3. The Gut Microbiota and Ketogenic Diet: Obesity
The ketogenic diet has gained popularity as a method to reduce weight, by inducing a metabolic switch towards fat oxidation which can subsequently reduce hunger by the production of ketone bodies [7,43]. Interestingly, mice that followed a ketogenic diet (78.9% fat, 9.5% protein, 0.76% carbohydrates (wt/wt)) had the same amount of weight loss as mice on a 66% caloric restriction after 9 weeks, whereas mice on a high-fat, high sucrose or a chow diet showed no weight loss [44]. However, this weight loss might not be sustainable as another study in mice showed, despite initial weight loss, no weight loss was observed after 22 weeks of following a ketogenic diet (72% fat, 10% protein, 2% carbohydrates (g)), indicating potential differences between short-term and long-term effects of a ketogenic diet on body weight [45]. Conversely, a systematic review with a meta-analysis showed that a ketogenic diet in obese adults is more effective than a low-fat diet for long-term (≥12 months) weight loss [46]. In addition, the review of Nabrdalik et al. (2021) suggests that the short and long-term (1–24 months) effects of a low-carbohydrate diet on weight loss is often more effective than a low-fat diet [47]. Yet, there are contrasting theories about the exact mechanisms. Possible mechanisms include lower energy intake, increased satiety due to higher protein, and low-carbohydrate consumption [48,49]. It is also possible that the gut microbiota are involved in mediating weight loss through a ketogenic diet [17]. Possible mechanisms include increased production of microbial metabolites, like SCFA, that can cross the blood–brain barrier and affect food intake [50]. As mentioned above, SCFA are mainly produced from fibres, it can therefore be confusing as to how ketogenic diets can promote the production of SCFA. One explanation would be the fact that a KD can increase SCFA production by potentially increasing the amount of SCFA producing bacteria like A. Muciniphila. Another explanation would be the fact that SCFA are also postulated to be able to be formed from fermentation of dietary protein [51,52,53]. However, it is important to note that these findings are mainly based on relatively old in vitro experiments and more detailed research is needed focusing on the potential of SCFA production from dietary protein.
***
* QUESTIONS TO ANSWER
1: In the passage on the gut microbiota and the ketogenic diet, what length of time does the meta-analysis count as long-term weight loss?
2: Carry on writing the passage on the gut microbiota and the ketogenic diet from the point where it stops.

* Collection entries
***
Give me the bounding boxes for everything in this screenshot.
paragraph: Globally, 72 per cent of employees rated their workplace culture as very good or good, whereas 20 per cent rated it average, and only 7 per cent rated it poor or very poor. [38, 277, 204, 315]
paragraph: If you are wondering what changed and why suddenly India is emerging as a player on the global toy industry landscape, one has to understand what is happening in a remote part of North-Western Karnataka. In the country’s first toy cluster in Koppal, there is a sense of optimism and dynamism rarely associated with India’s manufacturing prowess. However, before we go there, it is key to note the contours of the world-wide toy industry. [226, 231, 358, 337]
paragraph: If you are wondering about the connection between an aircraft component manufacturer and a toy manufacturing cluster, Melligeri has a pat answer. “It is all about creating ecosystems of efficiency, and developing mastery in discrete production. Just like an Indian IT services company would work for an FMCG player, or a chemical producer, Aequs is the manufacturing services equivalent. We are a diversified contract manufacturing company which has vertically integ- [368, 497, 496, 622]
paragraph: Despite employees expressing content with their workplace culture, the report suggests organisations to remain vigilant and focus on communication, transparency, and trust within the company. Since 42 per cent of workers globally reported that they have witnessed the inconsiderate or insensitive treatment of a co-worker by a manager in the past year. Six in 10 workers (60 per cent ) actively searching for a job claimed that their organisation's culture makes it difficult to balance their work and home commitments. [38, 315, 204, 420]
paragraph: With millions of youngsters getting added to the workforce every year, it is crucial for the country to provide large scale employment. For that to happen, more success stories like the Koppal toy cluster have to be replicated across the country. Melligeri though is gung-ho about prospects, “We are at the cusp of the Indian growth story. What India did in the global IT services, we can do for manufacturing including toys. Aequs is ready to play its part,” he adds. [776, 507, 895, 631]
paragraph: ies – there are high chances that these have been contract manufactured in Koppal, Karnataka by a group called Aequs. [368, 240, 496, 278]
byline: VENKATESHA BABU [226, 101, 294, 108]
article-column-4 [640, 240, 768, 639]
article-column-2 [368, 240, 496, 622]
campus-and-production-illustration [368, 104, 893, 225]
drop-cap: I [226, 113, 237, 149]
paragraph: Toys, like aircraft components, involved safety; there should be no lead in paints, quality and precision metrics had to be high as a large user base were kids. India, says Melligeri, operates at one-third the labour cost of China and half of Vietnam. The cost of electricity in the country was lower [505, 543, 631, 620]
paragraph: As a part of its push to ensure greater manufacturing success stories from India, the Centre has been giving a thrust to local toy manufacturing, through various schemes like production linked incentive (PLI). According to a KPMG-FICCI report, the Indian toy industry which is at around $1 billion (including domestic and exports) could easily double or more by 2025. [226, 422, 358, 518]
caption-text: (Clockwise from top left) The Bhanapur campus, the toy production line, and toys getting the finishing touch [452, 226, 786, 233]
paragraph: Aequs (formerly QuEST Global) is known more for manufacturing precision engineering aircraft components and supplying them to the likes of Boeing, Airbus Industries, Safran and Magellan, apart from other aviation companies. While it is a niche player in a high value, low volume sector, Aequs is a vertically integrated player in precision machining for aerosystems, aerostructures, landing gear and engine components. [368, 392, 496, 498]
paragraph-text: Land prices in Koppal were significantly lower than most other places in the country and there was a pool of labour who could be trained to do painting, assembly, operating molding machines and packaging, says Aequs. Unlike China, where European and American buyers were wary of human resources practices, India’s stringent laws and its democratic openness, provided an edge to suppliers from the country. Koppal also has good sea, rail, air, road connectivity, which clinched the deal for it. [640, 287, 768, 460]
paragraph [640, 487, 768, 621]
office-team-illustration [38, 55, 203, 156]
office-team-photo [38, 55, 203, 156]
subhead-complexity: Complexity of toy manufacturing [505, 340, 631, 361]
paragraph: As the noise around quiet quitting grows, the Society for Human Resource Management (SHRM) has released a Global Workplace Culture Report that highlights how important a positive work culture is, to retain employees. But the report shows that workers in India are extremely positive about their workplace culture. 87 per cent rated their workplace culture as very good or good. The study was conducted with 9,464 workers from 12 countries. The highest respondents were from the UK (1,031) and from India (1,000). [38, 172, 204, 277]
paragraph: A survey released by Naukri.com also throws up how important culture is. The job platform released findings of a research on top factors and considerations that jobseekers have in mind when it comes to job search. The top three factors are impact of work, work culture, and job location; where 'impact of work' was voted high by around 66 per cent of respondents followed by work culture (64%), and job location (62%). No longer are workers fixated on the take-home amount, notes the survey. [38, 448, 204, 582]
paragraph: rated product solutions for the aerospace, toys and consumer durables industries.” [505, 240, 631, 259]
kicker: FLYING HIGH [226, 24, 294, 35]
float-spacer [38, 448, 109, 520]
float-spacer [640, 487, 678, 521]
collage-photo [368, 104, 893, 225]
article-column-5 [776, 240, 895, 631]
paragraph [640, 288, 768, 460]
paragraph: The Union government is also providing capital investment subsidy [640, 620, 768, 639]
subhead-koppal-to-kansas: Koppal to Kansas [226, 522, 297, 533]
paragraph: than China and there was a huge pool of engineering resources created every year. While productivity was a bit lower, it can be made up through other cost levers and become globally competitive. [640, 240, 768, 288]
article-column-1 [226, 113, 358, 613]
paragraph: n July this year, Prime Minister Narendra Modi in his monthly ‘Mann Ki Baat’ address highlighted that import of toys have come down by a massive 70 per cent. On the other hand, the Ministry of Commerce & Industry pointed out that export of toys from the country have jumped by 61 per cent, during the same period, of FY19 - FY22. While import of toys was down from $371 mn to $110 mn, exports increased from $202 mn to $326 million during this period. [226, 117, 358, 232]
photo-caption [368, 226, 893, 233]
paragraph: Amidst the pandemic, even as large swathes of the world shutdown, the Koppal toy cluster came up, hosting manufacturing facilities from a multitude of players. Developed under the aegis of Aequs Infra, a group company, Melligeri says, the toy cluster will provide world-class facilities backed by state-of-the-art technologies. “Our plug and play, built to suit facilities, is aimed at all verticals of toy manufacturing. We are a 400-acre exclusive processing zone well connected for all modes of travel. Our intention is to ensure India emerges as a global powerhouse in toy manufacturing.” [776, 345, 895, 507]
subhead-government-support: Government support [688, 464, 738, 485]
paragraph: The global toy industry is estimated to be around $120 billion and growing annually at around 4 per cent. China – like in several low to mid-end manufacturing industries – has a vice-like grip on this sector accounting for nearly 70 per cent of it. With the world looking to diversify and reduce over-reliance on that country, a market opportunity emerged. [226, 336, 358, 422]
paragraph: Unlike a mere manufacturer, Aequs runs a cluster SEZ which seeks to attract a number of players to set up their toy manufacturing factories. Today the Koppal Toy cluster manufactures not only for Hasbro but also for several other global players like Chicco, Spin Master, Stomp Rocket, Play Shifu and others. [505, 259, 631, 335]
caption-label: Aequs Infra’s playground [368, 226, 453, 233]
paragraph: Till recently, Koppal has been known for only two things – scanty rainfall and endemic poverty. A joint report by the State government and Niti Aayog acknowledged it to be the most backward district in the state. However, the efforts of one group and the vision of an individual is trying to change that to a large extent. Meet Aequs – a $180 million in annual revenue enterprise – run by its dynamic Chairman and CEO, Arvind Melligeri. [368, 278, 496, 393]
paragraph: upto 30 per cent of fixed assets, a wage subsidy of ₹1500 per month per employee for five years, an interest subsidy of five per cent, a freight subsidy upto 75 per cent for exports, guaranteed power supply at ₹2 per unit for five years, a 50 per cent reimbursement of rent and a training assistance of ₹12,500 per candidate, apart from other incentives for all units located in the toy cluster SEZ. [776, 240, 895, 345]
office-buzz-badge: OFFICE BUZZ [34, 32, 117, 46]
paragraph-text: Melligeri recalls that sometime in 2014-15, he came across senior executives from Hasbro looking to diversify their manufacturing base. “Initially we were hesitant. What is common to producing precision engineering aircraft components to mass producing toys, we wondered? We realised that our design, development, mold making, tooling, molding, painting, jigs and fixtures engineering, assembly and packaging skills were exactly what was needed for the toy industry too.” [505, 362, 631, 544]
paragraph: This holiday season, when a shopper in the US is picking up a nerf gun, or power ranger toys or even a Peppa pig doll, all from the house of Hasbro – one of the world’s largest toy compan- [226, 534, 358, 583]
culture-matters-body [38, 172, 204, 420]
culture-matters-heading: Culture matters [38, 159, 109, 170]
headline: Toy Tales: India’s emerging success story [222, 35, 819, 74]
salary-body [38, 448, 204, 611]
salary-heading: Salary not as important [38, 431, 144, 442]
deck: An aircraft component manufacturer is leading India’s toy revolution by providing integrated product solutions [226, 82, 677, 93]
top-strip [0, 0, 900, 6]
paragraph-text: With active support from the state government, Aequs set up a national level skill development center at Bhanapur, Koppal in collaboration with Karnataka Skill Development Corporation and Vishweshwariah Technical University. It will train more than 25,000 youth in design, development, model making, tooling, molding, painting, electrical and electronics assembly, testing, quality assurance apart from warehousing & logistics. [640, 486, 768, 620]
***
* ANSWERS PER TASK
1: Twelve months or more.

2:
Another interesting study in both mice and humans found that a ketogenic diet (4:1) led to decreased levels of Bifidobacterium [54]. This decrease was mediated through the increased production of ketone bodies, most importantly beta-hydroxy butyrate, and led to lower levels of intestinal and visceral fat pro-inflammatory Th17 cells. This is an important finding as insulin resistance and obesity are characterized by low-grade inflammation and reducing Th17 cells may help in reversing this process. However, it is also important to note that increased abundance of Bifidobacteria in general have been positively associated with human health and are even being used as probiotics [55,56].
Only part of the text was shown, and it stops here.